Exercise prompt >>
Each line of the material must be repeated precisely, with the pictures left out.

Working data >>
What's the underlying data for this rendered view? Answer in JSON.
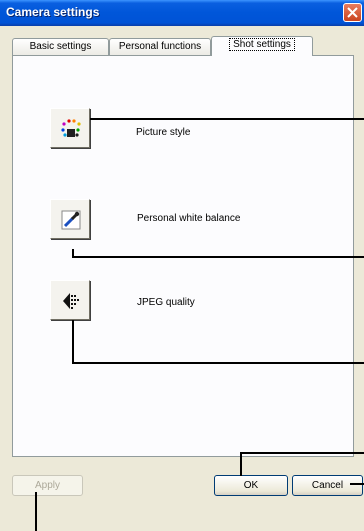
{
  "window": {
    "title": "Camera settings"
  },
  "tabs": [
    {
      "label": "Basic settings",
      "active": false
    },
    {
      "label": "Personal functions",
      "active": false
    },
    {
      "label": "Shot settings",
      "active": true
    }
  ],
  "settings": [
    {
      "label": "Picture style",
      "icon": "picture-style-icon"
    },
    {
      "label": "Personal white balance",
      "icon": "eyedropper-icon"
    },
    {
      "label": "JPEG quality",
      "icon": "jpeg-quality-icon"
    }
  ],
  "buttons": {
    "apply": "Apply",
    "ok": "OK",
    "cancel": "Cancel"
  },
  "colors": {
    "titlebar": "#0054e3",
    "close": "#d9532c",
    "panel": "#fcfcfe"
  }
}
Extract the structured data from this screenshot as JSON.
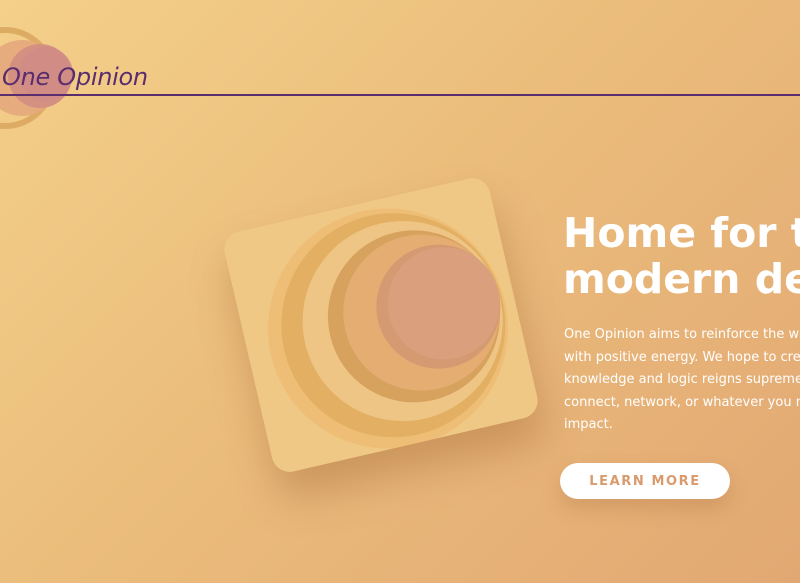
{
  "header": {
    "brand": "One Opinion",
    "logo_icon": "concentric-circles-logo-icon"
  },
  "hero": {
    "title_line1": "Home for th",
    "title_line2": "modern dev",
    "description_lines": [
      "One Opinion aims to reinforce the web",
      "with positive energy. We hope to create",
      "knowledge and logic reigns supreme. Jo",
      "connect, network, or whatever you migh",
      "impact."
    ],
    "cta_label": "LEARN MORE",
    "art_icon": "concentric-circles-tile-icon"
  },
  "colors": {
    "brand": "#5a2d6e",
    "background_start": "#f4d08a",
    "background_end": "#e2a873",
    "accent_pink": "#d99a7e",
    "cta_text": "#d99a6c"
  }
}
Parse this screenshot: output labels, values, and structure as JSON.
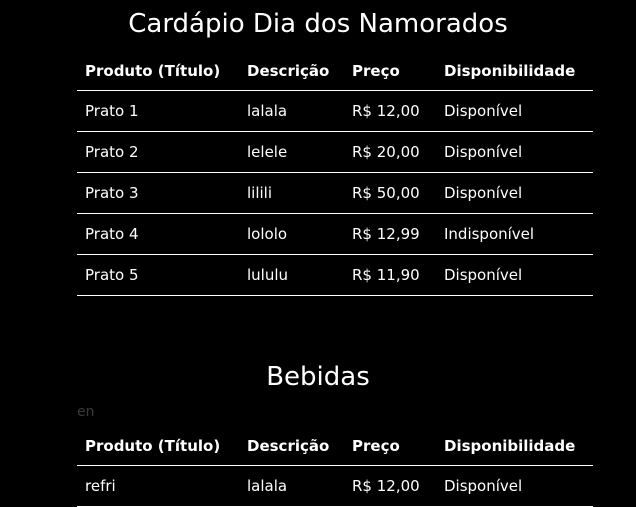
{
  "sections": [
    {
      "title": "Cardápio Dia dos Namorados",
      "headers": [
        "Produto (Título)",
        "Descrição",
        "Preço",
        "Disponibilidade"
      ],
      "rows": [
        [
          "Prato 1",
          "lalala",
          "R$ 12,00",
          "Disponível"
        ],
        [
          "Prato 2",
          "lelele",
          "R$ 20,00",
          "Disponível"
        ],
        [
          "Prato 3",
          "lilili",
          "R$ 50,00",
          "Disponível"
        ],
        [
          "Prato 4",
          "lololo",
          "R$ 12,99",
          "Indisponível"
        ],
        [
          "Prato 5",
          "lululu",
          "R$ 11,90",
          "Disponível"
        ]
      ]
    },
    {
      "title": "Bebidas",
      "stray_text": "en",
      "headers": [
        "Produto (Título)",
        "Descrição",
        "Preço",
        "Disponibilidade"
      ],
      "rows": [
        [
          "refri",
          "lalala",
          "R$ 12,00",
          "Disponível"
        ]
      ]
    }
  ]
}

Result >>
What's the underlying data for this rendered view? Answer in JSON.
{
  "window": {
    "title": "Camera settings"
  },
  "tabs": [
    {
      "label": "Basic settings",
      "active": false
    },
    {
      "label": "Personal functions",
      "active": false
    },
    {
      "label": "Shot settings",
      "active": true
    }
  ],
  "settings": [
    {
      "label": "Picture style",
      "icon": "picture-style-icon"
    },
    {
      "label": "Personal white balance",
      "icon": "eyedropper-icon"
    },
    {
      "label": "JPEG quality",
      "icon": "jpeg-quality-icon"
    }
  ],
  "buttons": {
    "apply": "Apply",
    "ok": "OK",
    "cancel": "Cancel"
  },
  "colors": {
    "titlebar": "#0054e3",
    "close": "#d9532c",
    "panel": "#fcfcfe"
  }
}
Extract the structured data from this screenshot as JSON.
{
  "header": {
    "brand": "One Opinion",
    "logo_icon": "concentric-circles-logo-icon"
  },
  "hero": {
    "title_line1": "Home for th",
    "title_line2": "modern dev",
    "description_lines": [
      "One Opinion aims to reinforce the web",
      "with positive energy. We hope to create",
      "knowledge and logic reigns supreme. Jo",
      "connect, network, or whatever you migh",
      "impact."
    ],
    "cta_label": "LEARN MORE",
    "art_icon": "concentric-circles-tile-icon"
  },
  "colors": {
    "brand": "#5a2d6e",
    "background_start": "#f4d08a",
    "background_end": "#e2a873",
    "accent_pink": "#d99a7e",
    "cta_text": "#d99a6c"
  }
}
Parse this screenshot: output labels, values, and structure as JSON.
{
  "sections": [
    {
      "title": "Cardápio Dia dos Namorados",
      "headers": [
        "Produto (Título)",
        "Descrição",
        "Preço",
        "Disponibilidade"
      ],
      "rows": [
        [
          "Prato 1",
          "lalala",
          "R$ 12,00",
          "Disponível"
        ],
        [
          "Prato 2",
          "lelele",
          "R$ 20,00",
          "Disponível"
        ],
        [
          "Prato 3",
          "lilili",
          "R$ 50,00",
          "Disponível"
        ],
        [
          "Prato 4",
          "lololo",
          "R$ 12,99",
          "Indisponível"
        ],
        [
          "Prato 5",
          "lululu",
          "R$ 11,90",
          "Disponível"
        ]
      ]
    },
    {
      "title": "Bebidas",
      "stray_text": "en",
      "headers": [
        "Produto (Título)",
        "Descrição",
        "Preço",
        "Disponibilidade"
      ],
      "rows": [
        [
          "refri",
          "lalala",
          "R$ 12,00",
          "Disponível"
        ]
      ]
    }
  ]
}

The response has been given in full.